# [What the task requires]
Filter this data down to the lines that hold "BALBY", and copy them.
##### Data provided #####
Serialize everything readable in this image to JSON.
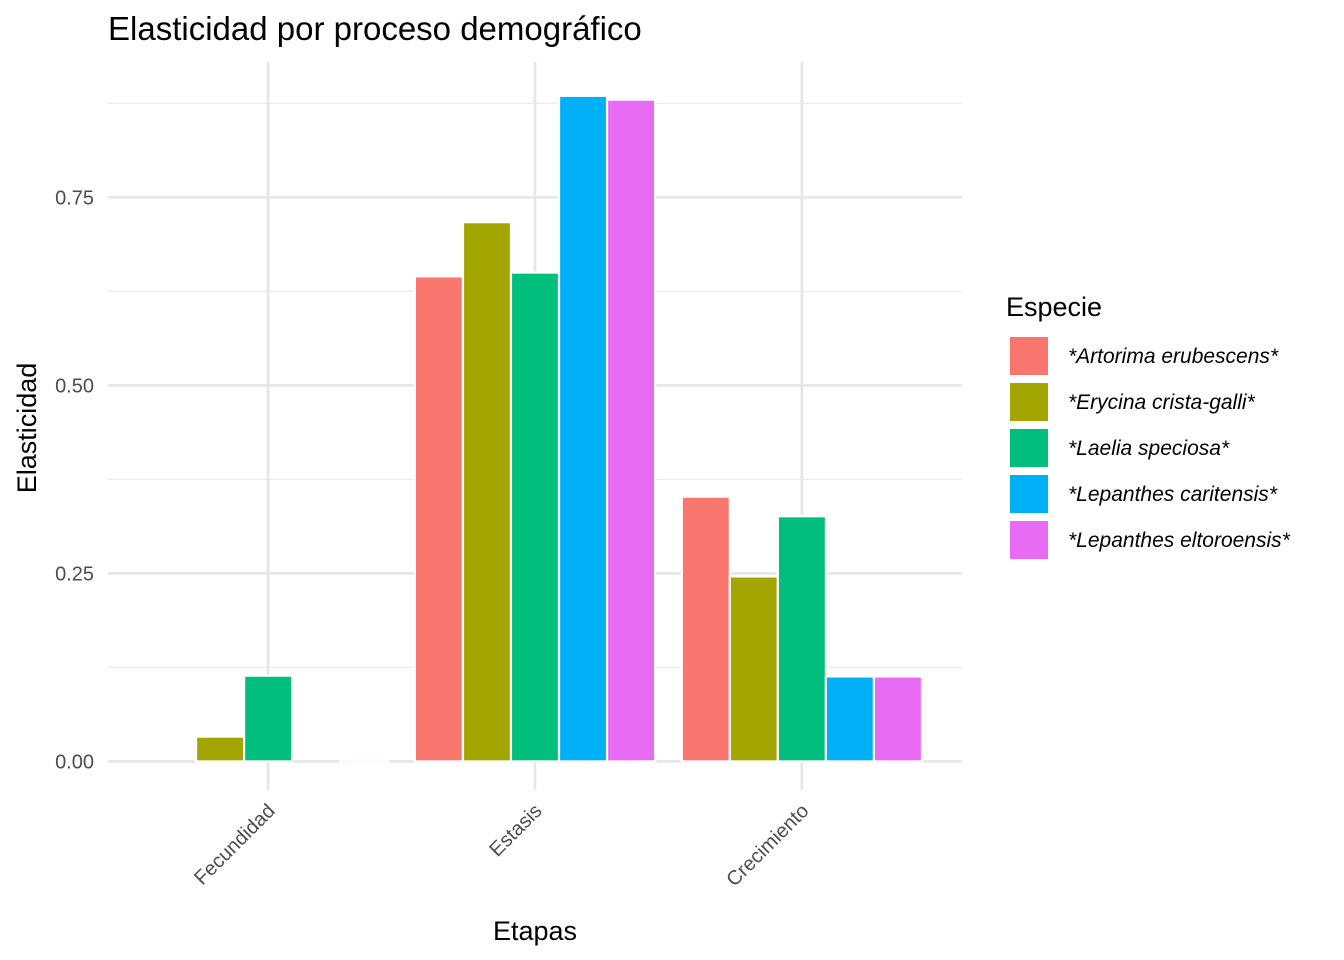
{
  "chart_data": {
    "type": "bar",
    "title": "Elasticidad por proceso demográfico",
    "xlabel": "Etapas",
    "ylabel": "Elasticidad",
    "categories": [
      "Fecundidad",
      "Estasis",
      "Crecimiento"
    ],
    "y_ticks": [
      "0.00",
      "0.25",
      "0.50",
      "0.75"
    ],
    "y_tick_values": [
      0,
      0.25,
      0.5,
      0.75
    ],
    "ylim": [
      -0.038,
      0.93
    ],
    "grid": true,
    "legend_position": "right",
    "legend_title": "Especie",
    "series": [
      {
        "name": "*Artorima erubescens*",
        "color": "#F8766D",
        "values": [
          0.0,
          0.645,
          0.352
        ]
      },
      {
        "name": "*Erycina crista-galli*",
        "color": "#A3A500",
        "values": [
          0.033,
          0.717,
          0.246
        ]
      },
      {
        "name": "*Laelia speciosa*",
        "color": "#00BF7D",
        "values": [
          0.114,
          0.65,
          0.326
        ]
      },
      {
        "name": "*Lepanthes caritensis*",
        "color": "#00B0F6",
        "values": [
          0.0,
          0.885,
          0.113
        ]
      },
      {
        "name": "*Lepanthes eltoroensis*",
        "color": "#E76BF3",
        "values": [
          0.003,
          0.88,
          0.113
        ]
      }
    ]
  }
}
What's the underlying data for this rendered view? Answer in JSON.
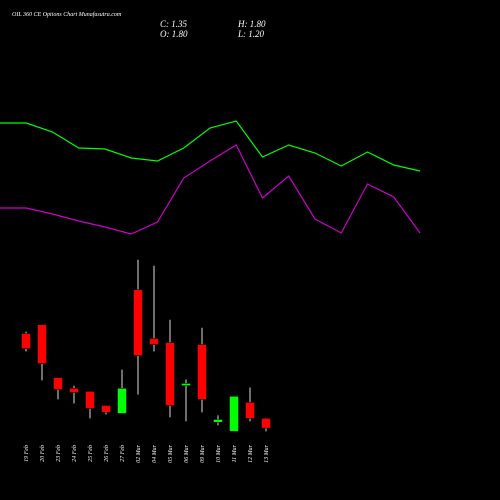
{
  "chart_data": [
    {
      "type": "candlestick",
      "title": "OIL 360 CE Options Chart Munafasutra.com",
      "ohlc_labels": [
        "C: 1.35",
        "H: 1.80",
        "O: 1.80",
        "L: 1.20"
      ],
      "categories": [
        "19 Feb",
        "20 Feb",
        "23 Feb",
        "24 Feb",
        "25 Feb",
        "26 Feb",
        "27 Feb",
        "02 Mar",
        "04 Mar",
        "05 Mar",
        "06 Mar",
        "09 Mar",
        "10 Mar",
        "11 Mar",
        "12 Mar",
        "13 Mar"
      ],
      "open": [
        5.73,
        6.14,
        3.69,
        3.19,
        3.05,
        2.4,
        2.03,
        7.76,
        5.5,
        5.31,
        3.32,
        5.22,
        1.62,
        1.2,
        2.54,
        1.8
      ],
      "high": [
        5.82,
        6.14,
        3.69,
        3.32,
        3.05,
        2.4,
        4.06,
        9.15,
        8.87,
        6.37,
        3.6,
        6.0,
        1.94,
        2.82,
        3.23,
        1.8
      ],
      "low": [
        4.9,
        3.56,
        2.68,
        2.49,
        1.8,
        1.98,
        2.03,
        2.91,
        4.9,
        1.85,
        1.66,
        2.08,
        1.48,
        1.2,
        1.66,
        1.2
      ],
      "close": [
        5.03,
        4.34,
        3.14,
        3.0,
        2.26,
        2.08,
        3.19,
        4.71,
        5.22,
        2.4,
        3.42,
        2.68,
        1.75,
        2.82,
        1.8,
        1.35
      ],
      "up_color": "#00ff00",
      "down_color": "#ff0000",
      "wick_color": "#dddddd",
      "ylim": [
        0.8,
        9.6
      ]
    },
    {
      "type": "line",
      "series": [
        {
          "color": "#00ff00",
          "values": [
            127,
            127,
            118,
            102,
            101,
            92,
            89,
            102,
            122,
            129,
            93,
            105,
            97,
            84,
            98,
            85,
            79
          ]
        },
        {
          "color": "#cc00cc",
          "values": [
            42,
            42,
            36,
            29,
            23,
            16,
            28,
            72,
            89,
            105,
            52,
            74,
            31,
            17,
            66,
            53,
            17
          ]
        }
      ],
      "ylim": [
        0,
        140
      ]
    }
  ]
}
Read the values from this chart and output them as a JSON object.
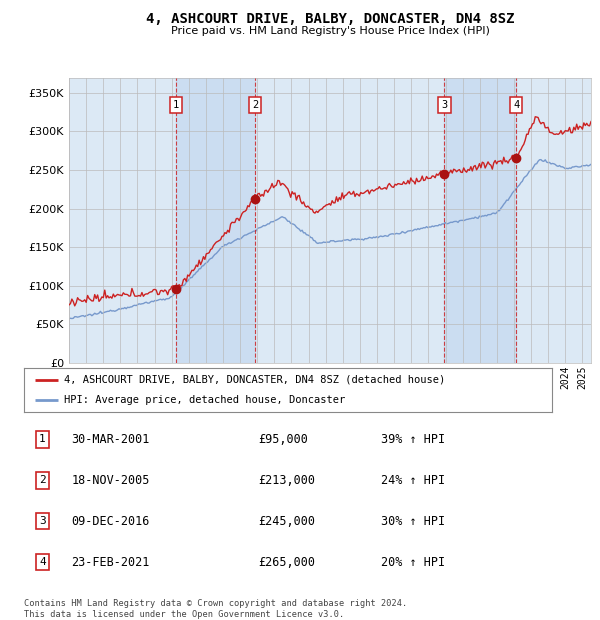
{
  "title": "4, ASHCOURT DRIVE, BALBY, DONCASTER, DN4 8SZ",
  "subtitle": "Price paid vs. HM Land Registry's House Price Index (HPI)",
  "xlim_start": 1995.0,
  "xlim_end": 2025.5,
  "ylim": [
    0,
    370000
  ],
  "yticks": [
    0,
    50000,
    100000,
    150000,
    200000,
    250000,
    300000,
    350000
  ],
  "sale_dates": [
    2001.247,
    2005.886,
    2016.938,
    2021.142
  ],
  "sale_prices": [
    95000,
    213000,
    245000,
    265000
  ],
  "sale_labels": [
    "1",
    "2",
    "3",
    "4"
  ],
  "legend_label_red": "4, ASHCOURT DRIVE, BALBY, DONCASTER, DN4 8SZ (detached house)",
  "legend_label_blue": "HPI: Average price, detached house, Doncaster",
  "table_rows": [
    [
      "1",
      "30-MAR-2001",
      "£95,000",
      "39% ↑ HPI"
    ],
    [
      "2",
      "18-NOV-2005",
      "£213,000",
      "24% ↑ HPI"
    ],
    [
      "3",
      "09-DEC-2016",
      "£245,000",
      "30% ↑ HPI"
    ],
    [
      "4",
      "23-FEB-2021",
      "£265,000",
      "20% ↑ HPI"
    ]
  ],
  "footer": "Contains HM Land Registry data © Crown copyright and database right 2024.\nThis data is licensed under the Open Government Licence v3.0.",
  "red_color": "#cc2222",
  "blue_color": "#7799cc",
  "bg_color": "#dce9f5",
  "shade_color": "#c5d8f0",
  "grid_color": "#bbbbbb",
  "vline_color": "#cc2222",
  "font_family": "monospace"
}
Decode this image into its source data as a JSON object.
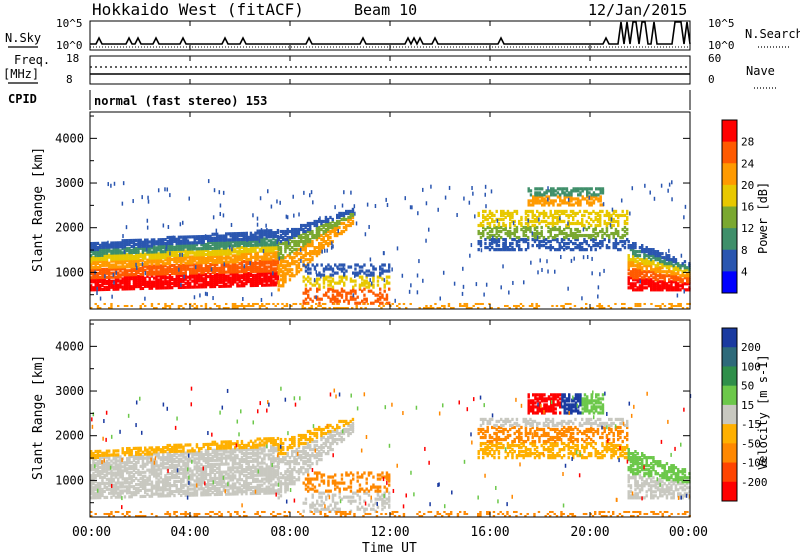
{
  "header": {
    "station": "Hokkaido West (fitACF)",
    "beam": "Beam 10",
    "date": "12/Jan/2015"
  },
  "noise_panel": {
    "left_label": "N.Sky",
    "left_ticks": [
      "10^5",
      "10^0"
    ],
    "right_label": "N.Search",
    "right_ticks": [
      "10^5",
      "10^0"
    ]
  },
  "freq_panel": {
    "left_label_1": "Freq.",
    "left_label_2": "[MHz]",
    "left_ticks": [
      "18",
      "8"
    ],
    "right_label": "Nave",
    "right_ticks": [
      "60",
      "0"
    ]
  },
  "cpid_panel": {
    "label": "CPID",
    "value": "normal (fast stereo) 153"
  },
  "chart_data": [
    {
      "type": "heatmap",
      "panel": "power",
      "ylabel": "Slant Range [km]",
      "yticks": [
        "4000",
        "3000",
        "2000",
        "1000"
      ],
      "ylim": [
        180,
        4590
      ],
      "xlim_hours": [
        0,
        24
      ],
      "colorbar_label": "Power [dB]",
      "colorbar_ticks": [
        "28",
        "24",
        "20",
        "16",
        "12",
        "8",
        "4"
      ],
      "colorbar_colors": [
        "#ff0000",
        "#ff5a00",
        "#ff9a00",
        "#e8c800",
        "#7aa830",
        "#3f8f6a",
        "#2a56b0",
        "#0000ff"
      ]
    },
    {
      "type": "heatmap",
      "panel": "velocity",
      "ylabel": "Slant Range [km]",
      "yticks": [
        "4000",
        "3000",
        "2000",
        "1000"
      ],
      "ylim": [
        180,
        4590
      ],
      "xlim_hours": [
        0,
        24
      ],
      "colorbar_label": "Velocity [m s-1]",
      "colorbar_ticks": [
        "200",
        "100",
        "50",
        "15",
        "-15",
        "-50",
        "-100",
        "-200"
      ],
      "colorbar_colors": [
        "#1a3aa0",
        "#2e6a7a",
        "#2f8f4a",
        "#6cc84a",
        "#c8c8c0",
        "#ffb000",
        "#ff8800",
        "#ff4400",
        "#ff0000"
      ]
    }
  ],
  "xaxis": {
    "ticks": [
      "00:00",
      "04:00",
      "08:00",
      "12:00",
      "16:00",
      "20:00",
      "00:00"
    ],
    "label": "Time UT"
  }
}
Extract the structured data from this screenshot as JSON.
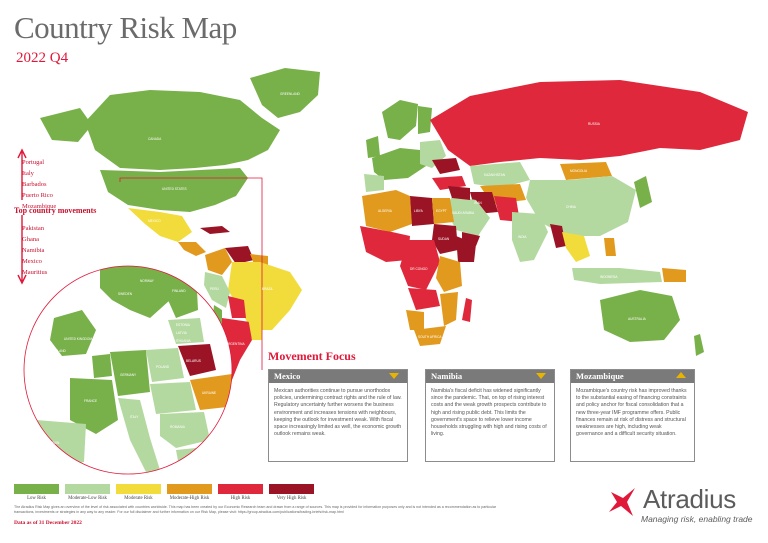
{
  "header": {
    "title": "Country Risk Map",
    "subtitle": "2022 Q4"
  },
  "movements": {
    "label": "Top country movements",
    "up": [
      "Portugal",
      "Italy",
      "Barbados",
      "Puerto Rico",
      "Mozambique"
    ],
    "down": [
      "Pakistan",
      "Ghana",
      "Namibia",
      "Mexico",
      "Mauritius"
    ]
  },
  "map": {
    "sea_color": "#ffffff",
    "country_labels": {
      "canada": "CANADA",
      "usa": "UNITED STATES",
      "mexico": "MEXICO",
      "brazil": "BRAZIL",
      "argentina": "ARGENTINA",
      "peru": "PERU",
      "greenland": "GREENLAND",
      "russia": "RUSSIA",
      "china": "CHINA",
      "india": "INDIA",
      "australia": "AUSTRALIA",
      "kazakhstan": "KAZAKHSTAN",
      "mongolia": "MONGOLIA",
      "algeria": "ALGERIA",
      "libya": "LIBYA",
      "egypt": "EGYPT",
      "sudan": "SUDAN",
      "saudi": "SAUDI ARABIA",
      "iran": "IRAN",
      "congo": "DR CONGO",
      "south_africa": "SOUTH AFRICA",
      "indonesia": "INDONESIA",
      "france": "FRANCE",
      "germany": "GERMANY",
      "spain": "SPAIN",
      "italy": "ITALY",
      "poland": "POLAND",
      "ukraine": "UKRAINE",
      "sweden": "SWEDEN",
      "norway": "NORWAY",
      "finland": "FINLAND",
      "uk": "UNITED KINGDOM",
      "ireland": "IRELAND",
      "romania": "ROMANIA",
      "belarus": "BELARUS",
      "estonia": "ESTONIA",
      "latvia": "LATVIA",
      "lithuania": "LITHUANIA"
    }
  },
  "focus": {
    "title": "Movement Focus",
    "cards": [
      {
        "name": "Mexico",
        "direction": "down",
        "text": "Mexican authorities continue to pursue unorthodox policies, undermining contract rights and the rule of law. Regulatory uncertainty further worsens the business environment and increases tensions with neighbours, keeping the outlook for investment weak. With fiscal space increasingly limited as well, the economic growth outlook remains weak."
      },
      {
        "name": "Namibia",
        "direction": "down",
        "text": "Namibia's fiscal deficit has widened significantly since the pandemic. That, on top of rising interest costs and the weak growth prospects contribute to high and rising public debt. This limits the government's space to relieve lower income households struggling with high and rising costs of living."
      },
      {
        "name": "Mozambique",
        "direction": "up",
        "text": "Mozambique's country risk has improved thanks to the substantial easing of financing constraints and policy anchor for fiscal consolidation that a new three-year IMF programme offers. Public finances remain at risk of distress and structural weaknesses are high, including weak governance and a difficult security situation."
      }
    ]
  },
  "legend": [
    {
      "label": "Low Risk",
      "color": "#78b04a"
    },
    {
      "label": "Moderate-Low Risk",
      "color": "#b4d9a0"
    },
    {
      "label": "Moderate Risk",
      "color": "#f2dc3c"
    },
    {
      "label": "Moderate-High Risk",
      "color": "#e19a1e"
    },
    {
      "label": "High Risk",
      "color": "#e0283c"
    },
    {
      "label": "Very High Risk",
      "color": "#9b1426"
    }
  ],
  "footer": {
    "disclaimer": "The Atradius Risk Map gives an overview of the level of risk associated with countries worldwide. This map has been created by our Economic Research team and drawn from a range of sources. This map is provided for information purposes only and is not intended as a recommendation as to particular transactions, investments or strategies in any way to any reader. For our full disclaimer and further information on our Risk Map, please visit: https://group.atradius.com/publications/trading-briefs/risk-map.html",
    "date": "Data as of 31 December 2022"
  },
  "brand": {
    "name": "Atradius",
    "tagline": "Managing risk, enabling trade",
    "color": "#e0193a"
  },
  "colors": {
    "accent": "#e0193a",
    "title_grey": "#6b6b6b",
    "card_header": "#7a7a7a"
  }
}
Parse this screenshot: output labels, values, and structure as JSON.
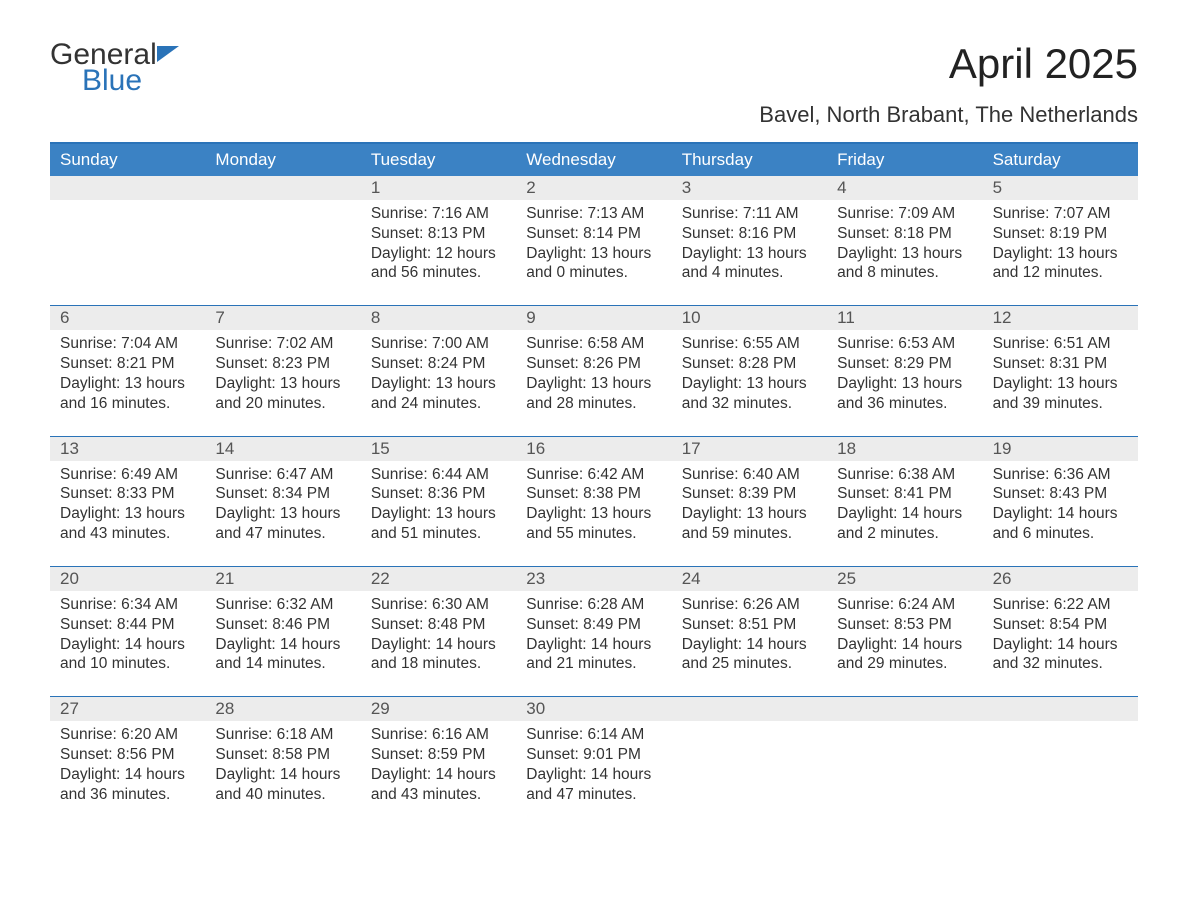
#####
# [Exercise answer]
  "title": "4, ASHCOURT DRIVE, BALBY, DONCASTER, DN4 8SZ",
  "legend_label_red": "4, ASHCOURT DRIVE, BALBY, DONCASTER, DN4 8SZ (detached house)",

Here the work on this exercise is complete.